▸ **GIVEN TASK**:
Reproduce the rows below unchanged, starting at the line containing "candle-body [224,456,228,470]" and ending at the line containing "candle-body [843,357,847,371]", both ends included, and nothing else.

## Start RECORDS SHOWN

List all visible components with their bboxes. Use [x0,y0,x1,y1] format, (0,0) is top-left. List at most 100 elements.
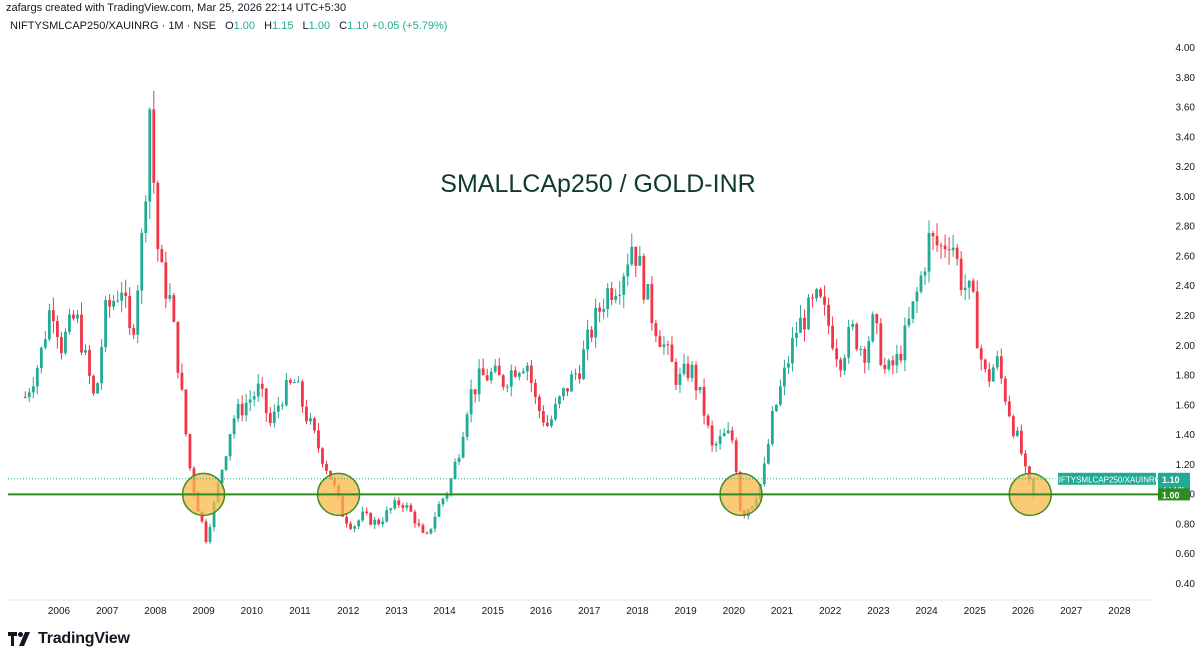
candle-body [224,456,228,470]
x-tick-label: 2006 [48,606,71,617]
x-tick-label: 2020 [723,606,746,617]
candle-body [983,359,987,370]
candle-body [730,430,734,441]
candle-body [31,386,35,393]
candle-body [674,361,678,385]
candle-body [284,379,288,406]
candle-body [578,373,581,380]
candle-body [875,314,879,324]
candle-body [92,375,95,394]
candle-body [469,389,473,415]
symbol-label-bg [1058,472,1156,485]
legend-open-label: O [225,20,234,32]
candle-body [907,318,911,326]
candle-body [995,356,999,368]
candle-body [570,374,573,392]
x-tick-label: 2013 [385,606,408,617]
symbol-legend[interactable]: NIFTYSMLCAP250/XAUINRG · 1M · NSE O1.00 … [10,20,447,32]
candle-body [642,256,646,300]
candle-body [971,280,975,292]
x-tick-label: 2027 [1060,606,1083,617]
candle-body [485,375,489,381]
candle-body [606,288,610,310]
candle-body [694,364,698,391]
x-tick-label: 2009 [192,606,215,617]
candle-body [883,364,887,370]
legend-symbol: NIFTYSMLCAP250/XAUINRG · 1M · NSE [10,20,216,32]
candle-body [268,413,272,424]
candle-body [100,347,103,384]
x-tick-label: 2014 [433,606,456,617]
candle-body [248,399,252,403]
candle-body [55,321,59,337]
candle-body [879,323,883,365]
candle-body [124,292,128,297]
candle-body [369,513,373,525]
candle-body [365,511,369,514]
candle-body [116,300,120,302]
candle-body [843,357,847,371]
candle-body [393,500,397,509]
candle-body [321,448,324,464]
candle-body [931,233,935,237]
legend-open-value: 1.00 [233,20,256,32]
candle-body [88,349,91,376]
candle-body [176,321,180,373]
candle-body [774,404,778,411]
candle-body [654,323,658,337]
candle-body [445,493,449,499]
candle-body [947,249,951,251]
candle-body [525,365,529,372]
candle-body [590,329,594,338]
candle-body [200,511,204,522]
candle-body [682,363,686,374]
candle-body [477,368,481,395]
brand-name: TradingView [38,630,130,647]
candle-body [951,247,955,251]
candle-body [734,440,738,472]
candle-body [164,262,168,299]
candle-body [305,406,308,422]
candle-body [256,383,260,397]
y-tick-label: 3.40 [1176,132,1196,143]
credit-line: zafargs created with TradingView.com, Ma… [6,2,347,14]
candle-body [168,295,172,299]
candle-body [453,461,457,480]
x-tick-label: 2008 [144,606,167,617]
y-tick-label: 1.20 [1176,460,1196,471]
x-tick-label: 2022 [819,606,842,617]
candle-body [546,422,549,426]
candle-body [975,291,979,349]
candle-body [626,264,630,277]
candle-body [787,363,790,368]
candle-body [899,353,903,361]
candle-body [1003,378,1007,402]
candle-body [799,317,802,333]
candle-body [96,383,99,394]
candle-body [204,521,208,543]
x-tick-label: 2007 [96,606,119,617]
y-tick-label: 1.80 [1176,371,1196,382]
candle-body [377,519,381,525]
brand-logo[interactable]: TradingView [8,628,130,650]
candle-body [309,418,312,422]
candle-body [64,331,67,354]
candle-body [529,365,533,383]
candle-body [43,339,47,348]
candle-body [714,443,718,446]
candle-body [839,359,843,371]
candle-body [979,348,983,360]
candle-body [361,511,365,521]
x-tick-label: 2028 [1108,606,1131,617]
candle-body [602,309,606,312]
candle-body [871,314,875,342]
candle-body [509,370,513,387]
candle-body [963,287,967,290]
candle-body [811,297,814,299]
candle-body [863,348,867,363]
candle-body [819,289,822,297]
candle-body [562,388,565,397]
candle-body [586,329,589,350]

## End RECORDS SHOWN

▸ **WRITTEN RESPONSE**:
candle-body [224,456,228,470]
x-tick-label: 2006 [48,606,71,617]
x-tick-label: 2020 [723,606,746,617]
candle-body [983,359,987,370]
candle-body [730,430,734,441]
candle-body [31,386,35,393]
candle-body [674,361,678,385]
candle-body [284,379,288,406]
candle-body [578,373,581,380]
candle-body [875,314,879,324]
candle-body [92,375,95,394]
candle-body [469,389,473,415]
symbol-label-bg [1058,472,1156,485]
legend-open-label: O [225,20,234,32]
candle-body [907,318,911,326]
candle-body [995,356,999,368]
candle-body [570,374,573,392]
x-tick-label: 2013 [385,606,408,617]
symbol-legend[interactable]: NIFTYSMLCAP250/XAUINRG · 1M · NSE O1.00 … [10,20,447,32]
candle-body [642,256,646,300]
candle-body [971,280,975,292]
x-tick-label: 2027 [1060,606,1083,617]
candle-body [485,375,489,381]
candle-body [606,288,610,310]
candle-body [694,364,698,391]
x-tick-label: 2009 [192,606,215,617]
candle-body [883,364,887,370]
legend-symbol: NIFTYSMLCAP250/XAUINRG · 1M · NSE [10,20,216,32]
candle-body [268,413,272,424]
candle-body [100,347,103,384]
x-tick-label: 2014 [433,606,456,617]
candle-body [248,399,252,403]
candle-body [55,321,59,337]
candle-body [879,323,883,365]
candle-body [124,292,128,297]
candle-body [369,513,373,525]
candle-body [365,511,369,514]
candle-body [116,300,120,302]
candle-body [843,357,847,371]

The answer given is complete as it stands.